== Information shown

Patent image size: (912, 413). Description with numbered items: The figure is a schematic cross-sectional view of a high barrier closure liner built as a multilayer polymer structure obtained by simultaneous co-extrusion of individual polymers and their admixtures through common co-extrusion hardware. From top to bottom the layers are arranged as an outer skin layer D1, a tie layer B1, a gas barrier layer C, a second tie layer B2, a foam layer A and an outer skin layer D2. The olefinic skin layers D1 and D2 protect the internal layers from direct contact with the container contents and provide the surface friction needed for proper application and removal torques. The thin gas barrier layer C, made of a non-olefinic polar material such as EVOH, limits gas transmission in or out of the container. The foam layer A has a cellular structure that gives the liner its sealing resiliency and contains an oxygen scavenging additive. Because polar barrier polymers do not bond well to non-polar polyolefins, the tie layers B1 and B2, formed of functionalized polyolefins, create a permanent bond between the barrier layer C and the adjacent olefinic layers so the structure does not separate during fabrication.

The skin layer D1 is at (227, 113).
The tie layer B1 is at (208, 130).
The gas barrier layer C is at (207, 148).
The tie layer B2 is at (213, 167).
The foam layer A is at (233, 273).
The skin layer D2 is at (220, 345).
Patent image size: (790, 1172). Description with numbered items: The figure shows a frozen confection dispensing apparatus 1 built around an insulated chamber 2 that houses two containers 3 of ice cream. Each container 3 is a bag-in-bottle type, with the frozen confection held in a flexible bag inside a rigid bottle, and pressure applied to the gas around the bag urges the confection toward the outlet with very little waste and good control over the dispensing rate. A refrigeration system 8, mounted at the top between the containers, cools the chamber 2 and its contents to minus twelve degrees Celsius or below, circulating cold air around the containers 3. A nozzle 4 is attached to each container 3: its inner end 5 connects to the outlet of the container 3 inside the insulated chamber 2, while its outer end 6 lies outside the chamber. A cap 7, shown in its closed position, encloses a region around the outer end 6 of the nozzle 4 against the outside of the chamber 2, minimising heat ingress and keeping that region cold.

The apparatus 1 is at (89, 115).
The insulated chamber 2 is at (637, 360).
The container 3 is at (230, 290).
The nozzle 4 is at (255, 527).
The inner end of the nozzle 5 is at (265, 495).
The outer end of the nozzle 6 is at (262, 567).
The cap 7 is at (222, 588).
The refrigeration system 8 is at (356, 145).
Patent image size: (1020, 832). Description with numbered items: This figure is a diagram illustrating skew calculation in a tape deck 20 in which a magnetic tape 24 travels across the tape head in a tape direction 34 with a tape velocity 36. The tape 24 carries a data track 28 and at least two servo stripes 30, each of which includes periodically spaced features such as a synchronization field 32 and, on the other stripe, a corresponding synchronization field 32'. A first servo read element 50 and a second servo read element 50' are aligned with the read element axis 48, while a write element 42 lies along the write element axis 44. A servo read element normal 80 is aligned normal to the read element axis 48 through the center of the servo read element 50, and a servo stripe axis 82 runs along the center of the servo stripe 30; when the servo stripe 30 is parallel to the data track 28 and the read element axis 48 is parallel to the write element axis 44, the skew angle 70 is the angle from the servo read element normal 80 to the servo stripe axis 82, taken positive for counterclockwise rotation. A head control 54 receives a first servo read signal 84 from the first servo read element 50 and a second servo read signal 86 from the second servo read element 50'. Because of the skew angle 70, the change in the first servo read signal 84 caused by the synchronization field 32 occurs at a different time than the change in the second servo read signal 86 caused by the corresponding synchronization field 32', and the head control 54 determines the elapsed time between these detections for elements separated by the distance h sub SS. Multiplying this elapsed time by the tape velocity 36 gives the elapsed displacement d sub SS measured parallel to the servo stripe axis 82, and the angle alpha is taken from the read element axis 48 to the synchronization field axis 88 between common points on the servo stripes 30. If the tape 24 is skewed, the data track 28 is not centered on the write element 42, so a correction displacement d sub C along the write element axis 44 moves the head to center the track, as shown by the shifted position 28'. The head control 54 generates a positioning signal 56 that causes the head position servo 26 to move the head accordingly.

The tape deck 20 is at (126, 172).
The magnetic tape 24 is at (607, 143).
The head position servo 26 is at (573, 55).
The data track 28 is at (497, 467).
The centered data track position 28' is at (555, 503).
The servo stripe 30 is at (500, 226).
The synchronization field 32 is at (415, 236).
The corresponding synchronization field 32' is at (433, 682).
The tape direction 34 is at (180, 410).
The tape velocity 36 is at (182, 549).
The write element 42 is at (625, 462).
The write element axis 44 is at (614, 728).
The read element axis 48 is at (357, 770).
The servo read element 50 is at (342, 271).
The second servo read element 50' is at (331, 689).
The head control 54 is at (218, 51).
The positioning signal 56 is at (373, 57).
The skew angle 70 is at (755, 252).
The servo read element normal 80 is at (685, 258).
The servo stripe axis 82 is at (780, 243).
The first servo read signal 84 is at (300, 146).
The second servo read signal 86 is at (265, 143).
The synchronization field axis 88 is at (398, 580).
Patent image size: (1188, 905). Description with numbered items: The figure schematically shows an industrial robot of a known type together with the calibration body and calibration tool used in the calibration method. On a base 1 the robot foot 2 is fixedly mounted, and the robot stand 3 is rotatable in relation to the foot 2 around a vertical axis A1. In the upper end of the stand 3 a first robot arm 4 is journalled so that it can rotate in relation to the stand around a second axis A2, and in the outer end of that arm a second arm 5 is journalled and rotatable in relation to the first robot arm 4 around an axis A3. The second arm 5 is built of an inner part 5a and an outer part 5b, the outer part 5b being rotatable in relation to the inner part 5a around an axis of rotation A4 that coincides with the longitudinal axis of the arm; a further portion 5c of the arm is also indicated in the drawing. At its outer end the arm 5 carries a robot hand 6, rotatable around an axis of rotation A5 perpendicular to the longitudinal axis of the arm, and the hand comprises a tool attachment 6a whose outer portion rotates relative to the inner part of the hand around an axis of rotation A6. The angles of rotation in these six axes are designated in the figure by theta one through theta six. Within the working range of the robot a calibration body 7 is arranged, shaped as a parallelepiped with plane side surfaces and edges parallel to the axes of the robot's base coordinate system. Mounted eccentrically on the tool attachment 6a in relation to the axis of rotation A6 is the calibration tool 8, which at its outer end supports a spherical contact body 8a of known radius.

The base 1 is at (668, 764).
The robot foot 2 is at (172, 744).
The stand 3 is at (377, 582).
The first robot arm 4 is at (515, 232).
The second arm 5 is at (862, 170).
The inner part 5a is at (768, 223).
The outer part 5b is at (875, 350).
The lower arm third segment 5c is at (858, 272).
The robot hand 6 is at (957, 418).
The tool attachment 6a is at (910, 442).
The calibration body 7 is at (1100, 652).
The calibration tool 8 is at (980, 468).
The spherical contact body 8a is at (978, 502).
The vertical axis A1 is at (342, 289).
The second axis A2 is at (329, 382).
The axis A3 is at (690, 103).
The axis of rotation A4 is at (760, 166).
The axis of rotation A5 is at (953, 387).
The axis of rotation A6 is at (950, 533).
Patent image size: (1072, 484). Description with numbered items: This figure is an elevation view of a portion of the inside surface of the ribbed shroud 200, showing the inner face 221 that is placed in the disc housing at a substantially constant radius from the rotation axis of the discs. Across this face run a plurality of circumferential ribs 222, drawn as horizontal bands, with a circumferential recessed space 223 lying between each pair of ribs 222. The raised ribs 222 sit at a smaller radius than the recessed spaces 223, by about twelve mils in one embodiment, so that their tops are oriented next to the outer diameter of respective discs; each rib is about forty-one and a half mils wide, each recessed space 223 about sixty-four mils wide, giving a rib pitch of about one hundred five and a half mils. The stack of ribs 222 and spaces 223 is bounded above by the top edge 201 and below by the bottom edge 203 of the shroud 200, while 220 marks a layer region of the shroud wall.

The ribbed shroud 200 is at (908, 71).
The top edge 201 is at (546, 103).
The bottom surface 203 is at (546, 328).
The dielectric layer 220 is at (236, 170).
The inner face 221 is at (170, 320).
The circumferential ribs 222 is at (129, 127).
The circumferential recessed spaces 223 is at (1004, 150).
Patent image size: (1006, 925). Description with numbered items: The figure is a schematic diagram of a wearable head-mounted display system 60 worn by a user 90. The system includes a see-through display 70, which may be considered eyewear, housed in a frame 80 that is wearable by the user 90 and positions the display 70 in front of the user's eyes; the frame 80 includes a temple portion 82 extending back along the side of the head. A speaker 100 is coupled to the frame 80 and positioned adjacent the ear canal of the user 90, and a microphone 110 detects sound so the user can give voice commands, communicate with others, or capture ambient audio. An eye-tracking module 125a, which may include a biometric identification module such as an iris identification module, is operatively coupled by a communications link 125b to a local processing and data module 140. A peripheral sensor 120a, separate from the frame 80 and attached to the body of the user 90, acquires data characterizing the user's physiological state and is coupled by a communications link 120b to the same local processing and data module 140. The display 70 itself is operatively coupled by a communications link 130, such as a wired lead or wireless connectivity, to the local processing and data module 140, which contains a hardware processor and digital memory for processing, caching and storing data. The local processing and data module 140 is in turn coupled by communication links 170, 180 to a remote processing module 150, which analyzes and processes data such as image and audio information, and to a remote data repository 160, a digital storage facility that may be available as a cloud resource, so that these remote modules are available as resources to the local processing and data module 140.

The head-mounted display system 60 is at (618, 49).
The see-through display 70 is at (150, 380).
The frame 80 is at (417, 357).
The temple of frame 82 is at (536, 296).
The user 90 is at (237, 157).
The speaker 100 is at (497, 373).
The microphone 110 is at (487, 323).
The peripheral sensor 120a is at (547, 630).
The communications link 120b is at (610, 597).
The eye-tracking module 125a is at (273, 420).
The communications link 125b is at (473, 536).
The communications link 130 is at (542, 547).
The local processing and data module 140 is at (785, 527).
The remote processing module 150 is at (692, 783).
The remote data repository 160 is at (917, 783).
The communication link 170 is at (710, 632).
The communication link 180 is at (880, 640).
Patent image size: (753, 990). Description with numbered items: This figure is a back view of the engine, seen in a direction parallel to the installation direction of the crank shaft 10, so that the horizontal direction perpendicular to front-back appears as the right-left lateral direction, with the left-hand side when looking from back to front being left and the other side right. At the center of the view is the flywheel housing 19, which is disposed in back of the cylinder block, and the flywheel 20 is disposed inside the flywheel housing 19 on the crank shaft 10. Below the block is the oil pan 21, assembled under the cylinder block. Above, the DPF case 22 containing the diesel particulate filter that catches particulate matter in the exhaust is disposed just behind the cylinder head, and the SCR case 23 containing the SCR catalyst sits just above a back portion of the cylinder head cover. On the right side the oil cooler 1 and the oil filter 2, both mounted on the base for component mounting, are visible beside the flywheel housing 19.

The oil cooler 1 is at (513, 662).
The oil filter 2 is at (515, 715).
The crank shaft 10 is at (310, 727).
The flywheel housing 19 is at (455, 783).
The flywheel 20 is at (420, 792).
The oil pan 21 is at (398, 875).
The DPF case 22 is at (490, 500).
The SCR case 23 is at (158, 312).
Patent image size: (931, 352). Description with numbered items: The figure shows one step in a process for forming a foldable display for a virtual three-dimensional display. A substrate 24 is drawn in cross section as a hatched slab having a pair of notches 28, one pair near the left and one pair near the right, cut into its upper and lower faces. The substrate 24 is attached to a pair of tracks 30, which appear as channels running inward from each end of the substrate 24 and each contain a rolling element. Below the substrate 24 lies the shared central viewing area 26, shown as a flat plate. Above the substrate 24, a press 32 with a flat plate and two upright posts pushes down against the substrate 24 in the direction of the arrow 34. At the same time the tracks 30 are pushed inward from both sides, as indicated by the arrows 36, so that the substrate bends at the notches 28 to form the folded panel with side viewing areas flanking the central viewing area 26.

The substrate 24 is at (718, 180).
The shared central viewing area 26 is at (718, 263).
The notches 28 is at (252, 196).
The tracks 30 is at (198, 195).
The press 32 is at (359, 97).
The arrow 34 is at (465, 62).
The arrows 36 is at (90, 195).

====

### What you will do
Show every line of the records above that contains the word "arrows".

### Exercise result
Patent image size: (931, 352). Description with numbered items: The figure shows one step in a process for forming a foldable display for a virtual three-dimensional display. A substrate 24 is drawn in cross section as a hatched slab having a pair of notches 28, one pair near the left and one pair near the right, cut into its upper and lower faces. The substrate 24 is attached to a pair of tracks 30, which appear as channels running inward from each end of the substrate 24 and each contain a rolling element. Below the substrate 24 lies the shared central viewing area 26, shown as a flat plate. Above the substrate 24, a press 32 with a flat plate and two upright posts pushes down against the substrate 24 in the direction of the arrow 34. At the same time the tracks 30 are pushed inward from both sides, as indicated by the arrows 36, so that the substrate bends at the notches 28 to form the folded panel with side viewing areas flanking the central viewing area 26.
The arrows 36 is at (90, 195).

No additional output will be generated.